Give the data again, word for word.

[Start MATERIAL TO PROCESS]

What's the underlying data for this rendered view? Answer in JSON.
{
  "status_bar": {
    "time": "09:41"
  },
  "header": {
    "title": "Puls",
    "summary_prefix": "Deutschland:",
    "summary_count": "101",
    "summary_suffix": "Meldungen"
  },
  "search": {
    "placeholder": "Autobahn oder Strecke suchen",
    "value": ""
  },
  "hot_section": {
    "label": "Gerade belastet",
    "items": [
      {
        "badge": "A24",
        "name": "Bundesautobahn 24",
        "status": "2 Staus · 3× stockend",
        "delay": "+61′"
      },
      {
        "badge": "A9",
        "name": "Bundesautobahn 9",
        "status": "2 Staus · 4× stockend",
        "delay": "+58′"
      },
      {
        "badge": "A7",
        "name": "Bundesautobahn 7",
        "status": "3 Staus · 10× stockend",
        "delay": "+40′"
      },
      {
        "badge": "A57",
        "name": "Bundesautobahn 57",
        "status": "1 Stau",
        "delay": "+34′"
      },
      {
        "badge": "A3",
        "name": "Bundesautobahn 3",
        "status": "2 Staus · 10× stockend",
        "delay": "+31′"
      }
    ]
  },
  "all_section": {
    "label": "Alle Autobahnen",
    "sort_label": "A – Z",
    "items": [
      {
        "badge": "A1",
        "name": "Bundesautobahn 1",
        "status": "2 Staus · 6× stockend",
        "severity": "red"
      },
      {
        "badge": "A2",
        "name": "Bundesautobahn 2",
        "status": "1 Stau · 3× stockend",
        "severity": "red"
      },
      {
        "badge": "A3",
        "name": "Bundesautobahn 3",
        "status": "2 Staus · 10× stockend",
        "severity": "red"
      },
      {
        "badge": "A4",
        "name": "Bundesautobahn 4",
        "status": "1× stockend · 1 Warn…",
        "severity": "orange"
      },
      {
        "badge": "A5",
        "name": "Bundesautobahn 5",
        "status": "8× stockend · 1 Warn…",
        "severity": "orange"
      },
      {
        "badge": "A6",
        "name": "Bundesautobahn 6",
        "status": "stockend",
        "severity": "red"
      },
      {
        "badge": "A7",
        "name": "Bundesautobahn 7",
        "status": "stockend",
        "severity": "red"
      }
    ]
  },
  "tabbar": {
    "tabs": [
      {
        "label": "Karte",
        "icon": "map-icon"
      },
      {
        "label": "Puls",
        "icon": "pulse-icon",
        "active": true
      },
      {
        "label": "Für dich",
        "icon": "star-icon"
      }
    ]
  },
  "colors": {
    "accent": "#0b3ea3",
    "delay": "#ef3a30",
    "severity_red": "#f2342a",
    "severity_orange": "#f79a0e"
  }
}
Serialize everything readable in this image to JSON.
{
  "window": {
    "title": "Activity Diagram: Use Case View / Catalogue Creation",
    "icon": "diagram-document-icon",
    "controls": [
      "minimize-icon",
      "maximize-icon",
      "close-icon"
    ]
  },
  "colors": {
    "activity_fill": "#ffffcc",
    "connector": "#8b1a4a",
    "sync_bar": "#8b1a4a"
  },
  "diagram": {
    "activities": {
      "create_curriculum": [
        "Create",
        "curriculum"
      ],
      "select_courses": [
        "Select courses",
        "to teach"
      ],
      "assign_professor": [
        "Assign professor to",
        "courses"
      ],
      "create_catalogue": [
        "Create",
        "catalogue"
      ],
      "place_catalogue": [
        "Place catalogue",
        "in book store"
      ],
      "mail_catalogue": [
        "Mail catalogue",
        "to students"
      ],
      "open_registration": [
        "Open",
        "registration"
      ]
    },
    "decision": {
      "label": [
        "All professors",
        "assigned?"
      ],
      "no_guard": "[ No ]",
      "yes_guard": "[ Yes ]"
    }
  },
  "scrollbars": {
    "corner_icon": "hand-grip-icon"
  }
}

[End MATERIAL TO PROCESS]

**REPLY:**
What's the underlying data for this rendered view? Answer in JSON.
{
  "status_bar": {
    "time": "09:41"
  },
  "header": {
    "title": "Puls",
    "summary_prefix": "Deutschland:",
    "summary_count": "101",
    "summary_suffix": "Meldungen"
  },
  "search": {
    "placeholder": "Autobahn oder Strecke suchen",
    "value": ""
  },
  "hot_section": {
    "label": "Gerade belastet",
    "items": [
      {
        "badge": "A24",
        "name": "Bundesautobahn 24",
        "status": "2 Staus · 3× stockend",
        "delay": "+61′"
      },
      {
        "badge": "A9",
        "name": "Bundesautobahn 9",
        "status": "2 Staus · 4× stockend",
        "delay": "+58′"
      },
      {
        "badge": "A7",
        "name": "Bundesautobahn 7",
        "status": "3 Staus · 10× stockend",
        "delay": "+40′"
      },
      {
        "badge": "A57",
        "name": "Bundesautobahn 57",
        "status": "1 Stau",
        "delay": "+34′"
      },
      {
        "badge": "A3",
        "name": "Bundesautobahn 3",
        "status": "2 Staus · 10× stockend",
        "delay": "+31′"
      }
    ]
  },
  "all_section": {
    "label": "Alle Autobahnen",
    "sort_label": "A – Z",
    "items": [
      {
        "badge": "A1",
        "name": "Bundesautobahn 1",
        "status": "2 Staus · 6× stockend",
        "severity": "red"
      },
      {
        "badge": "A2",
        "name": "Bundesautobahn 2",
        "status": "1 Stau · 3× stockend",
        "severity": "red"
      },
      {
        "badge": "A3",
        "name": "Bundesautobahn 3",
        "status": "2 Staus · 10× stockend",
        "severity": "red"
      },
      {
        "badge": "A4",
        "name": "Bundesautobahn 4",
        "status": "1× stockend · 1 Warn…",
        "severity": "orange"
      },
      {
        "badge": "A5",
        "name": "Bundesautobahn 5",
        "status": "8× stockend · 1 Warn…",
        "severity": "orange"
      },
      {
        "badge": "A6",
        "name": "Bundesautobahn 6",
        "status": "stockend",
        "severity": "red"
      },
      {
        "badge": "A7",
        "name": "Bundesautobahn 7",
        "status": "stockend",
        "severity": "red"
      }
    ]
  },
  "tabbar": {
    "tabs": [
      {
        "label": "Karte",
        "icon": "map-icon"
      },
      {
        "label": "Puls",
        "icon": "pulse-icon",
        "active": true
      },
      {
        "label": "Für dich",
        "icon": "star-icon"
      }
    ]
  },
  "colors": {
    "accent": "#0b3ea3",
    "delay": "#ef3a30",
    "severity_red": "#f2342a",
    "severity_orange": "#f79a0e"
  }
}
Serialize everything readable in this image to JSON.
{
  "window": {
    "title": "Activity Diagram: Use Case View / Catalogue Creation",
    "icon": "diagram-document-icon",
    "controls": [
      "minimize-icon",
      "maximize-icon",
      "close-icon"
    ]
  },
  "colors": {
    "activity_fill": "#ffffcc",
    "connector": "#8b1a4a",
    "sync_bar": "#8b1a4a"
  },
  "diagram": {
    "activities": {
      "create_curriculum": [
        "Create",
        "curriculum"
      ],
      "select_courses": [
        "Select courses",
        "to teach"
      ],
      "assign_professor": [
        "Assign professor to",
        "courses"
      ],
      "create_catalogue": [
        "Create",
        "catalogue"
      ],
      "place_catalogue": [
        "Place catalogue",
        "in book store"
      ],
      "mail_catalogue": [
        "Mail catalogue",
        "to students"
      ],
      "open_registration": [
        "Open",
        "registration"
      ]
    },
    "decision": {
      "label": [
        "All professors",
        "assigned?"
      ],
      "no_guard": "[ No ]",
      "yes_guard": "[ Yes ]"
    }
  },
  "scrollbars": {
    "corner_icon": "hand-grip-icon"
  }
}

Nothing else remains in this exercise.